Challenge
Copy each line containing the word "thích" from the records that follow, please.

Materials provided
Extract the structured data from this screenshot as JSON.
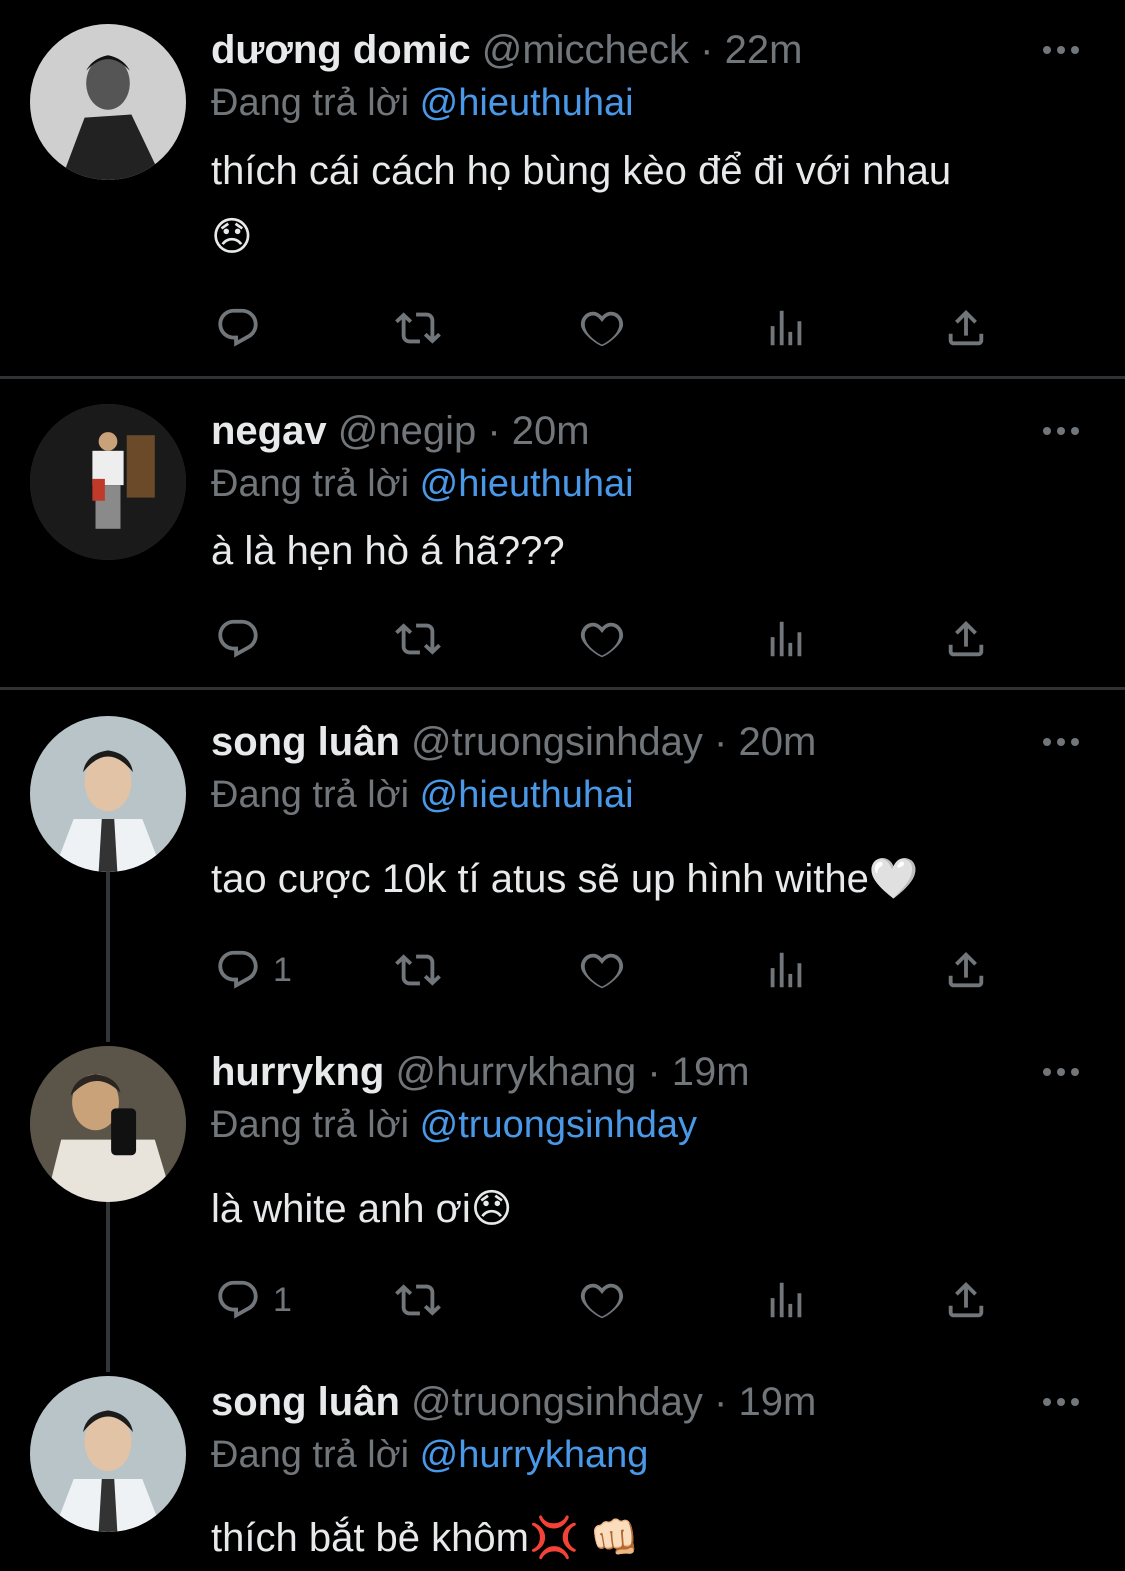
{
  "reply_prefix": "Đang trả lời",
  "tweets": [
    {
      "name": "dương domic",
      "meta": "@miccheck · 22m",
      "reply_to": "@hieuthuhai",
      "text_line1": "thích cái cách họ bùng kèo để đi với nhau",
      "text_line2": "",
      "emoji": "😞",
      "reply_count": ""
    },
    {
      "name": "negav",
      "meta": "@negip · 20m",
      "reply_to": "@hieuthuhai",
      "text_line1": "à là hẹn hò á hã???",
      "reply_count": ""
    },
    {
      "name": "song luân",
      "meta": "@truongsinhday · 20m",
      "reply_to": "@hieuthuhai",
      "text_line1": "tao cược 10k tí atus sẽ up hình withe",
      "emoji": "🤍",
      "reply_count": "1"
    },
    {
      "name": "hurrykng",
      "meta": "@hurrykhang · 19m",
      "reply_to": "@truongsinhday",
      "text_line1": "là white anh ơi",
      "emoji": "😞",
      "reply_count": "1"
    },
    {
      "name": "song luân",
      "meta": "@truongsinhday · 19m",
      "reply_to": "@hurrykhang",
      "text_line1": "thích bắt bẻ khôm",
      "emoji": "💢 👊🏻"
    }
  ],
  "icons": {
    "reply": "reply-icon",
    "retweet": "retweet-icon",
    "like": "heart-icon",
    "views": "views-icon",
    "share": "share-icon",
    "more": "more-icon"
  },
  "colors": {
    "background": "#000000",
    "mention": "#4a99e9",
    "muted": "#71767b",
    "text": "#e7e9ea"
  }
}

The response
      "text_line1": "thích cái cách họ bùng kèo để đi với nhau",
      "text_line1": "thích bắt bẻ khôm",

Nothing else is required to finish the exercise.